-- start --

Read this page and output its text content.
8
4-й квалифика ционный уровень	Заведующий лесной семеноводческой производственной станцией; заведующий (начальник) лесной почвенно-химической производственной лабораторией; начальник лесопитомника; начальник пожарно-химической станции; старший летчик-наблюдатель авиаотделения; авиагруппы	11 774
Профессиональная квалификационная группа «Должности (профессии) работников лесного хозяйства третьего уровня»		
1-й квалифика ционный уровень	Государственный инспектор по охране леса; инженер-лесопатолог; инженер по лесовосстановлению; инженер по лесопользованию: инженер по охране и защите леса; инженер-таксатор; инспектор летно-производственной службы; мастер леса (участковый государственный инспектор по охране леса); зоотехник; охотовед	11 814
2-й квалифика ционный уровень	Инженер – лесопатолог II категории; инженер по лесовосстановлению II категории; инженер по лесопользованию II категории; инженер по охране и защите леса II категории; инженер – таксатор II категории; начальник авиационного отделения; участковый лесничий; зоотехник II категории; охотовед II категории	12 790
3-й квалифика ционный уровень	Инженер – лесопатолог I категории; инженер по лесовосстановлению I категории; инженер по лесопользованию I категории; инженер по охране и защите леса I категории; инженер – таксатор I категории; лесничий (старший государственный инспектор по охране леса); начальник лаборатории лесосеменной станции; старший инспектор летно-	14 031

-- end --
-- start --

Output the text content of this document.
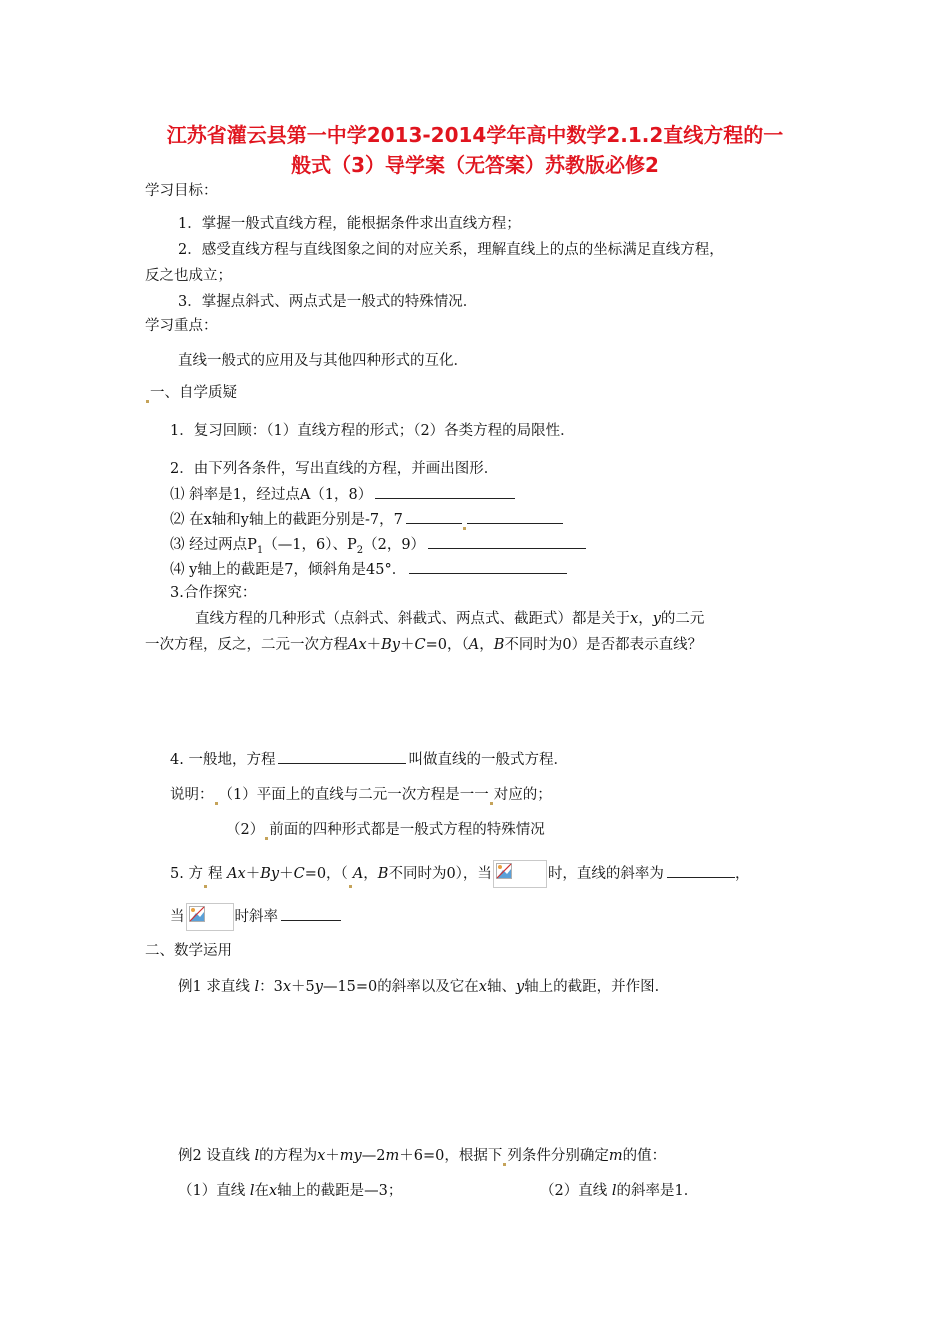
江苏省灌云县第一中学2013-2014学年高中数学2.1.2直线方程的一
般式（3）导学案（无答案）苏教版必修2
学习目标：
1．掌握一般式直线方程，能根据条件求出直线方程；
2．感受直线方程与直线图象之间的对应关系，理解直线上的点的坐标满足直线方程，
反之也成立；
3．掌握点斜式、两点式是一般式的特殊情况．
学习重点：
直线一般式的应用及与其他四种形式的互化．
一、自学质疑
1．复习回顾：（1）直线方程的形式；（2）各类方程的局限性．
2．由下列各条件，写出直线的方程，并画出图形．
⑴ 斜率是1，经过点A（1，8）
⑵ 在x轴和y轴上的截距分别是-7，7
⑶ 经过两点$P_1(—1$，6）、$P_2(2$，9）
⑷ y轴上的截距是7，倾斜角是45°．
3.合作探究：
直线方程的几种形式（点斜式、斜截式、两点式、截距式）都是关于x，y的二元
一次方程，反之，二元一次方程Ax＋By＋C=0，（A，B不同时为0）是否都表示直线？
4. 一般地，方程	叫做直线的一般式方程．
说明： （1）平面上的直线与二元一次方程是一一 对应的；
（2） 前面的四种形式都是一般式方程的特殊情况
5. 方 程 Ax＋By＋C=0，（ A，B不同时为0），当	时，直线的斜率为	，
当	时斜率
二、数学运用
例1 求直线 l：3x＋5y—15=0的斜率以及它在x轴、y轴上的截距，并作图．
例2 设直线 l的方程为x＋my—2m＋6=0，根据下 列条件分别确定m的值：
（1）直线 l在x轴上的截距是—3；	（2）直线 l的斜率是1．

-- end --

▸ **BRIEF**:
Check each line above for the word "производственной" and give the number of lines that have it, nothing else.

▸ **EXERCISE RESULT**:
2